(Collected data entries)
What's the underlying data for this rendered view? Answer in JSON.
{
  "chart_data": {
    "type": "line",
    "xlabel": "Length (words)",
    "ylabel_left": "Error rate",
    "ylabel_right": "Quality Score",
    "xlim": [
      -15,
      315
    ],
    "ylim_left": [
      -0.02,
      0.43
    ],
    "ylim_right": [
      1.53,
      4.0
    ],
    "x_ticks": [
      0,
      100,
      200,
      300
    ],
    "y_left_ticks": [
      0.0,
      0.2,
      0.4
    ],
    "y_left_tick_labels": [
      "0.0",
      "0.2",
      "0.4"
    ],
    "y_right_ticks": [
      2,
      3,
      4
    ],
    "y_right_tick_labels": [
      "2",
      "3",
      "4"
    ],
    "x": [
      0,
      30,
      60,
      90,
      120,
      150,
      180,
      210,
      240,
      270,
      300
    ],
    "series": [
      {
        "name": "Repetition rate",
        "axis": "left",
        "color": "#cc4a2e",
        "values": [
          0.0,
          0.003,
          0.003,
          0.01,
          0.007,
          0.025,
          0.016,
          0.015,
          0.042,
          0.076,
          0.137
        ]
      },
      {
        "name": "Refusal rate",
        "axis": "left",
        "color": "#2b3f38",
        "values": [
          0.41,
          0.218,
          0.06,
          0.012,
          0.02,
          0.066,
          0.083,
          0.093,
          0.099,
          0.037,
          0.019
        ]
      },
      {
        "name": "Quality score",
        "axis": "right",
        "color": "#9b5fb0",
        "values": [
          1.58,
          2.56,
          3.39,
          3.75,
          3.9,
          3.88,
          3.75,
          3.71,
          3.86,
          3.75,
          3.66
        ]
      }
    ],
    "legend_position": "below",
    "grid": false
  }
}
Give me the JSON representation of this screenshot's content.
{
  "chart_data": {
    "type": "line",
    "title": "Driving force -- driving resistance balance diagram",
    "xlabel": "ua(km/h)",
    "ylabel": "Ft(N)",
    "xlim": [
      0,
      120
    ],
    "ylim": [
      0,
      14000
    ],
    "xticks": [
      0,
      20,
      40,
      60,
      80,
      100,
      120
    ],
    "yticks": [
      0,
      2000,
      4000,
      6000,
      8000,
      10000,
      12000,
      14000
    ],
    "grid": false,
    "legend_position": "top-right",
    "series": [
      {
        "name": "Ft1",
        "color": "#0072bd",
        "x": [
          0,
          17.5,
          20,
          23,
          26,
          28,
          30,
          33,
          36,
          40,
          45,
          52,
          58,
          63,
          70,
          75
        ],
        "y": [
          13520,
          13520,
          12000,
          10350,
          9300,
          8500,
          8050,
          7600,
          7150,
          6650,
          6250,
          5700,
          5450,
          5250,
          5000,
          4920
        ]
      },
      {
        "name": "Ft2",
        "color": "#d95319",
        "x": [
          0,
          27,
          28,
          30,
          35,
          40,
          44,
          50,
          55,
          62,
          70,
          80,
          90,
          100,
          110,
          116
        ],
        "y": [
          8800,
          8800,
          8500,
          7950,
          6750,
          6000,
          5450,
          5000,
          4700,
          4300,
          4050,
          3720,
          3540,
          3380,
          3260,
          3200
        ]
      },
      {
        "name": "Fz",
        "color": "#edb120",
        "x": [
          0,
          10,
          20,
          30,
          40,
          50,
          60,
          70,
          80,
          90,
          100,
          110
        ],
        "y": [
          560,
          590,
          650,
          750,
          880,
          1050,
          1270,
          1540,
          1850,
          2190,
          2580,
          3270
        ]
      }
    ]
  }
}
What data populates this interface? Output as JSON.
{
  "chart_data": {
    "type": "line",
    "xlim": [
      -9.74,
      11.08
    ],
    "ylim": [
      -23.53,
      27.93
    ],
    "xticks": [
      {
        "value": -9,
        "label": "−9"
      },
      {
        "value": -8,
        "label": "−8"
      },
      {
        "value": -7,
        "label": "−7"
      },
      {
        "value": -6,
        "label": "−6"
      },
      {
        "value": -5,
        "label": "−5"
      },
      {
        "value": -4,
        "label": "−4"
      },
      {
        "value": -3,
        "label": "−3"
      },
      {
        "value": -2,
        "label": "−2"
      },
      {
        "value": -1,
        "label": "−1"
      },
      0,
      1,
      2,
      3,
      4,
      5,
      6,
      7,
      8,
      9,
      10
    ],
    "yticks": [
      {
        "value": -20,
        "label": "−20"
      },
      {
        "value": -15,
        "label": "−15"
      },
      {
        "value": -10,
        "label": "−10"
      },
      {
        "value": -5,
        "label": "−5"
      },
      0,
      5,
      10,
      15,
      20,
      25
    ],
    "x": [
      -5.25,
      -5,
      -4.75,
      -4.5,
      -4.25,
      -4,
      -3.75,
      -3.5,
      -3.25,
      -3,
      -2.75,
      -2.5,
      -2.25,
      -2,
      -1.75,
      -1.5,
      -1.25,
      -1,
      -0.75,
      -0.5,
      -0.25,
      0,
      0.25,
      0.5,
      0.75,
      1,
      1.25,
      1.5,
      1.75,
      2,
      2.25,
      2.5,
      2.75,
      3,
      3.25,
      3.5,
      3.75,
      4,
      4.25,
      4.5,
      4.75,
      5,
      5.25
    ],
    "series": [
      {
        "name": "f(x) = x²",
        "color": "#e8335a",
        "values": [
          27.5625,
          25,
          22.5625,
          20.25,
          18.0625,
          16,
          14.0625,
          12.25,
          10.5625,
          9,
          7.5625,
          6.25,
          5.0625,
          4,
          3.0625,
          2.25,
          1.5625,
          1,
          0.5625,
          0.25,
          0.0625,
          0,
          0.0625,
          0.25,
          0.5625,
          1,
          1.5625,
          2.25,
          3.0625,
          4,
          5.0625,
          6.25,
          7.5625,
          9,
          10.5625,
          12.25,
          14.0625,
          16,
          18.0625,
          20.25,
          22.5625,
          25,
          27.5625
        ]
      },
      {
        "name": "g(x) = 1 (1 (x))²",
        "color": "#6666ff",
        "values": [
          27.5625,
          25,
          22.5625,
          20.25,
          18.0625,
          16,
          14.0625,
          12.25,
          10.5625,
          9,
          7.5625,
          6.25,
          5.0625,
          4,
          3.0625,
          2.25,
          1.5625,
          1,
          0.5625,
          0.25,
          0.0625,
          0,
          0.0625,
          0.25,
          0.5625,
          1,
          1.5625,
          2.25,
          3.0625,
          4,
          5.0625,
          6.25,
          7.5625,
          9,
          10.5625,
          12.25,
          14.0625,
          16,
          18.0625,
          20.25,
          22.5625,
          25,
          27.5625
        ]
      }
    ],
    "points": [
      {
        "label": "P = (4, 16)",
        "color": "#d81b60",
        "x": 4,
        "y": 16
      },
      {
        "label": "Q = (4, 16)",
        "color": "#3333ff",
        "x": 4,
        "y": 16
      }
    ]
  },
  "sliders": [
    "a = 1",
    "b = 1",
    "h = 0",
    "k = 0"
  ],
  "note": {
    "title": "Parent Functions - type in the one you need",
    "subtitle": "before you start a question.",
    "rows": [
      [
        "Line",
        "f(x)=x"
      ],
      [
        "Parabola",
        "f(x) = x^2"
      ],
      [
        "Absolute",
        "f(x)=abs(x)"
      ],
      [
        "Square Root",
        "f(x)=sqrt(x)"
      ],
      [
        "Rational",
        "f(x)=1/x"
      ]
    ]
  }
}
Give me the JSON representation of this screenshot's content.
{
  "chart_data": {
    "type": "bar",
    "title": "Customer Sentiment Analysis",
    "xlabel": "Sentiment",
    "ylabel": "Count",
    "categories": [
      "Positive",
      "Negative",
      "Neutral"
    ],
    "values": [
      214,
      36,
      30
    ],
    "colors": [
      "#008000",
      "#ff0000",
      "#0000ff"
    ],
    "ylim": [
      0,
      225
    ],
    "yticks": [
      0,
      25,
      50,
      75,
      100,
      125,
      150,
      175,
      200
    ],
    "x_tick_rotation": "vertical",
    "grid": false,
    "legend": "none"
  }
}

:: What this task involves ::
Look through the listing above. Pick out each line with "xlabel" and copy it.

:: Answer for this exercise ::
    "xlabel": "Length (words)",
    "xlabel": "ua(km/h)",
    "xlabel": "Sentiment",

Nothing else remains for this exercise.